- _What you have to do_:
Without altering anything, output the material below.

- _Stored records_:
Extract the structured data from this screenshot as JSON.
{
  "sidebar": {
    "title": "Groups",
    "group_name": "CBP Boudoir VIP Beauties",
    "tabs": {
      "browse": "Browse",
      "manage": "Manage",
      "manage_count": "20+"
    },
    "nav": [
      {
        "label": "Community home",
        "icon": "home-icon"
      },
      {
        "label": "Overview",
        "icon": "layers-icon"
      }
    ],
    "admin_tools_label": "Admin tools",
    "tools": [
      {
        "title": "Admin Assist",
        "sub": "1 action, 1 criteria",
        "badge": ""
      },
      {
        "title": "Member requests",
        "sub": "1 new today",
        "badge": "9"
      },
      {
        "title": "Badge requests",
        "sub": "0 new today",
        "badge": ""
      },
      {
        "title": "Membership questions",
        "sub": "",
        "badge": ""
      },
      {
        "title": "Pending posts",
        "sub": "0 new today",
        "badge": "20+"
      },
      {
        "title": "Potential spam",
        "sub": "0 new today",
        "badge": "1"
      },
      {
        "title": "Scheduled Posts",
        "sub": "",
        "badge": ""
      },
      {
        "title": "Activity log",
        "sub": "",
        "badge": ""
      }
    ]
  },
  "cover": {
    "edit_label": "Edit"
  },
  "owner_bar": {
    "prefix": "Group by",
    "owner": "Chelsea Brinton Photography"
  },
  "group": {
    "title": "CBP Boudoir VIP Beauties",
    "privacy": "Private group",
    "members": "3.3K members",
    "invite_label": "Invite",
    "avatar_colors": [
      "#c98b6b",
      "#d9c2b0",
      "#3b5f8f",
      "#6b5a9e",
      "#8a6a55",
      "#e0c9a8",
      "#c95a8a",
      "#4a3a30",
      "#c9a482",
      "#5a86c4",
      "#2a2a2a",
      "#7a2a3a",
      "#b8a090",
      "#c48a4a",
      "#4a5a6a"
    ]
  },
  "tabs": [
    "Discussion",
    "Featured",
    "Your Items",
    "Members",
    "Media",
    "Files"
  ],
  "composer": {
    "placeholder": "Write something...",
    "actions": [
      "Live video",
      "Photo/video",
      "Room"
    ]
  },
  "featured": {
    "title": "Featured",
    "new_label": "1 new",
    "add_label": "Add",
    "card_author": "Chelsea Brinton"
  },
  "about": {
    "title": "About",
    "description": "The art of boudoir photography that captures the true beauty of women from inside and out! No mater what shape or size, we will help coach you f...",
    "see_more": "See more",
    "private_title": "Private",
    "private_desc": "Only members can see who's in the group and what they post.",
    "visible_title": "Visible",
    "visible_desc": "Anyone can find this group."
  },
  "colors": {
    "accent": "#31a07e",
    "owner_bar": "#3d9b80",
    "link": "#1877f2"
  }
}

- _Exercise answer_:
Extract the structured data from this screenshot as JSON.
{
  "sidebar": {
    "title": "Groups",
    "group_name": "CBP Boudoir VIP Beauties",
    "tabs": {
      "browse": "Browse",
      "manage": "Manage",
      "manage_count": "20+"
    },
    "nav": [
      {
        "label": "Community home",
        "icon": "home-icon"
      },
      {
        "label": "Overview",
        "icon": "layers-icon"
      }
    ],
    "admin_tools_label": "Admin tools",
    "tools": [
      {
        "title": "Admin Assist",
        "sub": "1 action, 1 criteria",
        "badge": ""
      },
      {
        "title": "Member requests",
        "sub": "1 new today",
        "badge": "9"
      },
      {
        "title": "Badge requests",
        "sub": "0 new today",
        "badge": ""
      },
      {
        "title": "Membership questions",
        "sub": "",
        "badge": ""
      },
      {
        "title": "Pending posts",
        "sub": "0 new today",
        "badge": "20+"
      },
      {
        "title": "Potential spam",
        "sub": "0 new today",
        "badge": "1"
      },
      {
        "title": "Scheduled Posts",
        "sub": "",
        "badge": ""
      },
      {
        "title": "Activity log",
        "sub": "",
        "badge": ""
      }
    ]
  },
  "cover": {
    "edit_label": "Edit"
  },
  "owner_bar": {
    "prefix": "Group by",
    "owner": "Chelsea Brinton Photography"
  },
  "group": {
    "title": "CBP Boudoir VIP Beauties",
    "privacy": "Private group",
    "members": "3.3K members",
    "invite_label": "Invite",
    "avatar_colors": [
      "#c98b6b",
      "#d9c2b0",
      "#3b5f8f",
      "#6b5a9e",
      "#8a6a55",
      "#e0c9a8",
      "#c95a8a",
      "#4a3a30",
      "#c9a482",
      "#5a86c4",
      "#2a2a2a",
      "#7a2a3a",
      "#b8a090",
      "#c48a4a",
      "#4a5a6a"
    ]
  },
  "tabs": [
    "Discussion",
    "Featured",
    "Your Items",
    "Members",
    "Media",
    "Files"
  ],
  "composer": {
    "placeholder": "Write something...",
    "actions": [
      "Live video",
      "Photo/video",
      "Room"
    ]
  },
  "featured": {
    "title": "Featured",
    "new_label": "1 new",
    "add_label": "Add",
    "card_author": "Chelsea Brinton"
  },
  "about": {
    "title": "About",
    "description": "The art of boudoir photography that captures the true beauty of women from inside and out! No mater what shape or size, we will help coach you f...",
    "see_more": "See more",
    "private_title": "Private",
    "private_desc": "Only members can see who's in the group and what they post.",
    "visible_title": "Visible",
    "visible_desc": "Anyone can find this group."
  },
  "colors": {
    "accent": "#31a07e",
    "owner_bar": "#3d9b80",
    "link": "#1877f2"
  }
}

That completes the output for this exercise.